The problem:
Output all of the entries exactly as written.

Provided entries:
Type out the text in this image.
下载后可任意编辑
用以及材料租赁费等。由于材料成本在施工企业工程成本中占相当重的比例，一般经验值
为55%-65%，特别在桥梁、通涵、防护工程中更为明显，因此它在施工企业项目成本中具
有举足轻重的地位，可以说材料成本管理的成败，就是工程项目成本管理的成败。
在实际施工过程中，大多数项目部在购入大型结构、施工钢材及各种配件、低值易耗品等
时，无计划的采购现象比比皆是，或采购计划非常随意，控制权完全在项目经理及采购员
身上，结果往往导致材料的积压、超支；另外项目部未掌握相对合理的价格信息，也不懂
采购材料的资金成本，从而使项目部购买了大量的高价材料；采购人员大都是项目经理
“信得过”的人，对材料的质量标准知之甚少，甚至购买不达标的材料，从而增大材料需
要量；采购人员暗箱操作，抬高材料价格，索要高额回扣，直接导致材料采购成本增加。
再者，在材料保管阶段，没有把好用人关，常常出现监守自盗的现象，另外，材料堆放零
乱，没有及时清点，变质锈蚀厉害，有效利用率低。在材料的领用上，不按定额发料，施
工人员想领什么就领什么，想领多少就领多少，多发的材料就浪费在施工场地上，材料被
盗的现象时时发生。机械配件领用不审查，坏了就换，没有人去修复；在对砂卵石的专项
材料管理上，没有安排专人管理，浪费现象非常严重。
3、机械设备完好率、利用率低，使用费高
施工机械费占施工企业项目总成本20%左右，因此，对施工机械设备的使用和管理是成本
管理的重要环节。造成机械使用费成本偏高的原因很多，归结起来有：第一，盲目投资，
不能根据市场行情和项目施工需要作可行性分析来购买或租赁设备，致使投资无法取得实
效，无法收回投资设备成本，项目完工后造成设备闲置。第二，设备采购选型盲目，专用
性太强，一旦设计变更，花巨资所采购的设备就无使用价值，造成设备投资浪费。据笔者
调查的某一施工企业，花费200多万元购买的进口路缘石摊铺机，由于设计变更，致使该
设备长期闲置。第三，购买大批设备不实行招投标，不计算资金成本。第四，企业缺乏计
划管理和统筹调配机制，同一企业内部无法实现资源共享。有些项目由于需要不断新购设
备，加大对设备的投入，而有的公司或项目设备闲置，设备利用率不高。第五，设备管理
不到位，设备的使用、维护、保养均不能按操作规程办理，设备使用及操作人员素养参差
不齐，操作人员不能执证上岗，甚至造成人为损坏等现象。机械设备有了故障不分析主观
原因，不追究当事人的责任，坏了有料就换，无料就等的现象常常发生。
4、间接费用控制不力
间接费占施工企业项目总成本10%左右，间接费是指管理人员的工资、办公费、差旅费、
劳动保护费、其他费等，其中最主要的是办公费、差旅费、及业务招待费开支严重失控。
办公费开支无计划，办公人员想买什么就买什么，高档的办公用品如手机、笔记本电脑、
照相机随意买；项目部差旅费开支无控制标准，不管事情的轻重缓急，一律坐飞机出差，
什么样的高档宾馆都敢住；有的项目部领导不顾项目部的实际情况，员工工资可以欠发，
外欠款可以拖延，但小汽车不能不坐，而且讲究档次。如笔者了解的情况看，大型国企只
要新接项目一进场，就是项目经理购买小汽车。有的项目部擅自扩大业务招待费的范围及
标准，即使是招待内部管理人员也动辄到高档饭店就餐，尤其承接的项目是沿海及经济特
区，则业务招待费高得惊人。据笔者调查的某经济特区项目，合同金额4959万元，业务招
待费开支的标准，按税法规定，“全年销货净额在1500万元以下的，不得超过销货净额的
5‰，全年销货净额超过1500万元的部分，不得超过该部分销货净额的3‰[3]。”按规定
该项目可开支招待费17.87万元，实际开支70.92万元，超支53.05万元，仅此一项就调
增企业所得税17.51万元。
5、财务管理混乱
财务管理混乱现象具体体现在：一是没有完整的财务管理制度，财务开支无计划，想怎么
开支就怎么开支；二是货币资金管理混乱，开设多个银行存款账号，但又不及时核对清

Expected answer:
Type out the text in this image.
下载后可任意编辑
用以及材料租赁费等。由于材料成本在施工企业工程成本中占相当重的比例，一般经验值
为55%-65%，特别在桥梁、通涵、防护工程中更为明显，因此它在施工企业项目成本中具
有举足轻重的地位，可以说材料成本管理的成败，就是工程项目成本管理的成败。
在实际施工过程中，大多数项目部在购入大型结构、施工钢材及各种配件、低值易耗品等
时，无计划的采购现象比比皆是，或采购计划非常随意，控制权完全在项目经理及采购员
身上，结果往往导致材料的积压、超支；另外项目部未掌握相对合理的价格信息，也不懂
采购材料的资金成本，从而使项目部购买了大量的高价材料；采购人员大都是项目经理
“信得过”的人，对材料的质量标准知之甚少，甚至购买不达标的材料，从而增大材料需
要量；采购人员暗箱操作，抬高材料价格，索要高额回扣，直接导致材料采购成本增加。
再者，在材料保管阶段，没有把好用人关，常常出现监守自盗的现象，另外，材料堆放零
乱，没有及时清点，变质锈蚀厉害，有效利用率低。在材料的领用上，不按定额发料，施
工人员想领什么就领什么，想领多少就领多少，多发的材料就浪费在施工场地上，材料被
盗的现象时时发生。机械配件领用不审查，坏了就换，没有人去修复；在对砂卵石的专项
材料管理上，没有安排专人管理，浪费现象非常严重。
3、机械设备完好率、利用率低，使用费高
施工机械费占施工企业项目总成本20%左右，因此，对施工机械设备的使用和管理是成本
管理的重要环节。造成机械使用费成本偏高的原因很多，归结起来有：第一，盲目投资，
不能根据市场行情和项目施工需要作可行性分析来购买或租赁设备，致使投资无法取得实
效，无法收回投资设备成本，项目完工后造成设备闲置。第二，设备采购选型盲目，专用
性太强，一旦设计变更，花巨资所采购的设备就无使用价值，造成设备投资浪费。据笔者
调查的某一施工企业，花费200多万元购买的进口路缘石摊铺机，由于设计变更，致使该
设备长期闲置。第三，购买大批设备不实行招投标，不计算资金成本。第四，企业缺乏计
划管理和统筹调配机制，同一企业内部无法实现资源共享。有些项目由于需要不断新购设
备，加大对设备的投入，而有的公司或项目设备闲置，设备利用率不高。第五，设备管理
不到位，设备的使用、维护、保养均不能按操作规程办理，设备使用及操作人员素养参差
不齐，操作人员不能执证上岗，甚至造成人为损坏等现象。机械设备有了故障不分析主观
原因，不追究当事人的责任，坏了有料就换，无料就等的现象常常发生。
4、间接费用控制不力
间接费占施工企业项目总成本10%左右，间接费是指管理人员的工资、办公费、差旅费、
劳动保护费、其他费等，其中最主要的是办公费、差旅费、及业务招待费开支严重失控。
办公费开支无计划，办公人员想买什么就买什么，高档的办公用品如手机、笔记本电脑、
照相机随意买；项目部差旅费开支无控制标准，不管事情的轻重缓急，一律坐飞机出差，
什么样的高档宾馆都敢住；有的项目部领导不顾项目部的实际情况，员工工资可以欠发，
外欠款可以拖延，但小汽车不能不坐，而且讲究档次。如笔者了解的情况看，大型国企只
要新接项目一进场，就是项目经理购买小汽车。有的项目部擅自扩大业务招待费的范围及
标准，即使是招待内部管理人员也动辄到高档饭店就餐，尤其承接的项目是沿海及经济特
区，则业务招待费高得惊人。据笔者调查的某经济特区项目，合同金额4959万元，业务招
待费开支的标准，按税法规定，“全年销货净额在1500万元以下的，不得超过销货净额的
5‰，全年销货净额超过1500万元的部分，不得超过该部分销货净额的3‰[3]。”按规定
该项目可开支招待费17.87万元，实际开支70.92万元，超支53.05万元，仅此一项就调
增企业所得税17.51万元。
5、财务管理混乱
财务管理混乱现象具体体现在：一是没有完整的财务管理制度，财务开支无计划，想怎么
开支就怎么开支；二是货币资金管理混乱，开设多个银行存款账号，但又不及时核对清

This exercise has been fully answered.